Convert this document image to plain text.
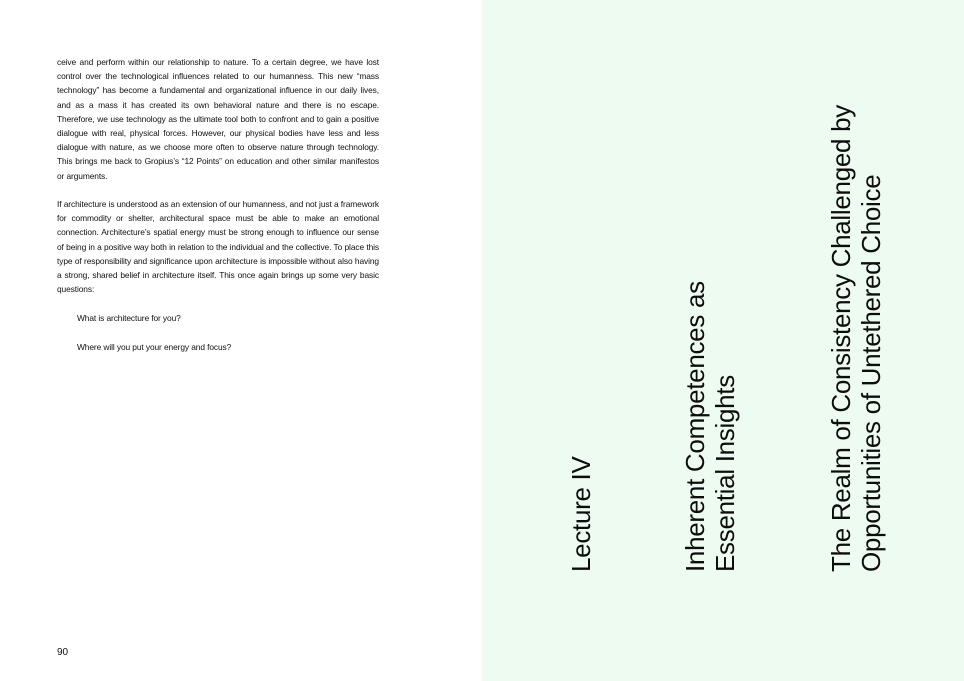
ceive and perform within our relationship to nature. To a certain degree, we have lost control over the technological influences related to our humanness. This new “mass technology” has become a fundamental and organizational influence in our daily lives, and as a mass it has created its own behavioral nature and there is no escape. Therefore, we use technology as the ultimate tool both to confront and to gain a positive dialogue with real, physical forces. However, our physical bodies have less and less dialogue with nature, as we choose more often to observe nature through technology. This brings me back to Gropius’s “12 Points” on education and other similar manifestos or arguments.

If architecture is understood as an extension of our humanness, and not just a framework for commodity or shelter, architectural space must be able to make an emotional connection. Architecture’s spatial energy must be strong enough to influence our sense of being in a positive way both in relation to the individual and the collective. To place this type of responsibility and significance upon architecture is impossible without also having a strong, shared belief in architecture itself. This once again brings up some very basic questions:

What is architecture for you?

Where will you put your energy and focus?

90
Lecture IV	Inherent Competences as Essential Insights	The Realm of Consistency Challenged by Opportunities of Untethered Choice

» TASK TO CARRY OUT: Using the records above, output their complete text exactly, minus any images.

» SOLUTION TO THIS TASK:
Convert this document image to plain text.
ceive and perform within our relationship to nature. To a certain degree, we have lost control over the technological influences related to our humanness. This new “mass technology” has become a fundamental and organizational influence in our daily lives, and as a mass it has created its own behavioral nature and there is no escape. Therefore, we use technology as the ultimate tool both to confront and to gain a positive dialogue with real, physical forces. However, our physical bodies have less and less dialogue with nature, as we choose more often to observe nature through technology. This brings me back to Gropius’s “12 Points” on education and other similar manifestos or arguments.

If architecture is understood as an extension of our humanness, and not just a framework for commodity or shelter, architectural space must be able to make an emotional connection. Architecture’s spatial energy must be strong enough to influence our sense of being in a positive way both in relation to the individual and the collective. To place this type of responsibility and significance upon architecture is impossible without also having a strong, shared belief in architecture itself. This once again brings up some very basic questions:

What is architecture for you?

Where will you put your energy and focus?

90
Lecture IV	Inherent Competences as Essential Insights	The Realm of Consistency Challenged by Opportunities of Untethered Choice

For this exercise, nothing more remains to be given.